* begin *
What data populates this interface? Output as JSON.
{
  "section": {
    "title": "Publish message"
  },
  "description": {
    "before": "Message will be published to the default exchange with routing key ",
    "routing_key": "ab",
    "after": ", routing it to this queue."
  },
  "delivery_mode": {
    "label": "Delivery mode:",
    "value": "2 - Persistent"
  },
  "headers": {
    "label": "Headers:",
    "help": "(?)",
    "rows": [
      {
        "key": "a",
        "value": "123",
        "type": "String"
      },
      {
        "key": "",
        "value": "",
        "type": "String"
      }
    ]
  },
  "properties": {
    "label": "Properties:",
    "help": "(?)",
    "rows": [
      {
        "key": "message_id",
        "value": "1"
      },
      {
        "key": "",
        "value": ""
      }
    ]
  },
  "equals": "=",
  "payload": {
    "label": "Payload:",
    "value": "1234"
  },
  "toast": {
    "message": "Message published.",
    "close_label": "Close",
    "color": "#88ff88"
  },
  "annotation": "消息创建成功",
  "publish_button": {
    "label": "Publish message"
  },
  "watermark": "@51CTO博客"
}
* end *
* begin *
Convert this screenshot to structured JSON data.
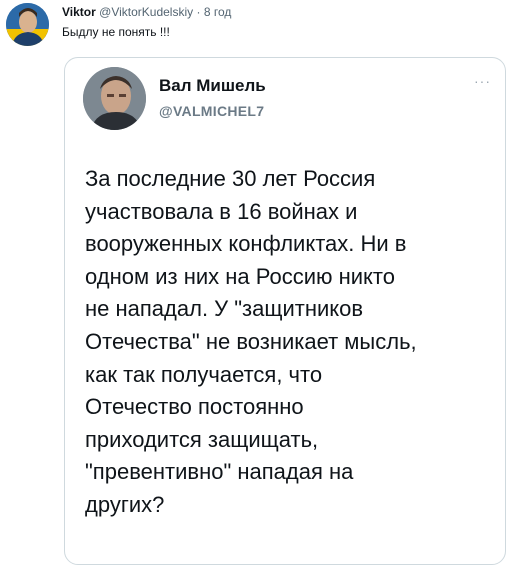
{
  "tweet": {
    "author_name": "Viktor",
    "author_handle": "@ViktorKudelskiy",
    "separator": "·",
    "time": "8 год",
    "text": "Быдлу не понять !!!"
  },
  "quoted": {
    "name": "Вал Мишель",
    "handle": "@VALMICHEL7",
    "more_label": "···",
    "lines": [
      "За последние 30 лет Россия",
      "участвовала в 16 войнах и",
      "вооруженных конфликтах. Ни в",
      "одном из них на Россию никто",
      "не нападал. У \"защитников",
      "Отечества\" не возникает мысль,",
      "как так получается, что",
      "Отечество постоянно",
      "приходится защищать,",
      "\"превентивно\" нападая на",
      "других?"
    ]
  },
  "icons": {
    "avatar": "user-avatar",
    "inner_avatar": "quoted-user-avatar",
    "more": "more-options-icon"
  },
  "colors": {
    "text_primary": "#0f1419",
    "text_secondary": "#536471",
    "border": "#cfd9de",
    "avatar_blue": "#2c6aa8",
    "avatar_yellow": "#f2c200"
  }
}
* end *
WHAT IS REQUIRED:
Each line that holds the string "data" counts once; give the total and nothing else.

ANSWER TO THE EXERCISE:
2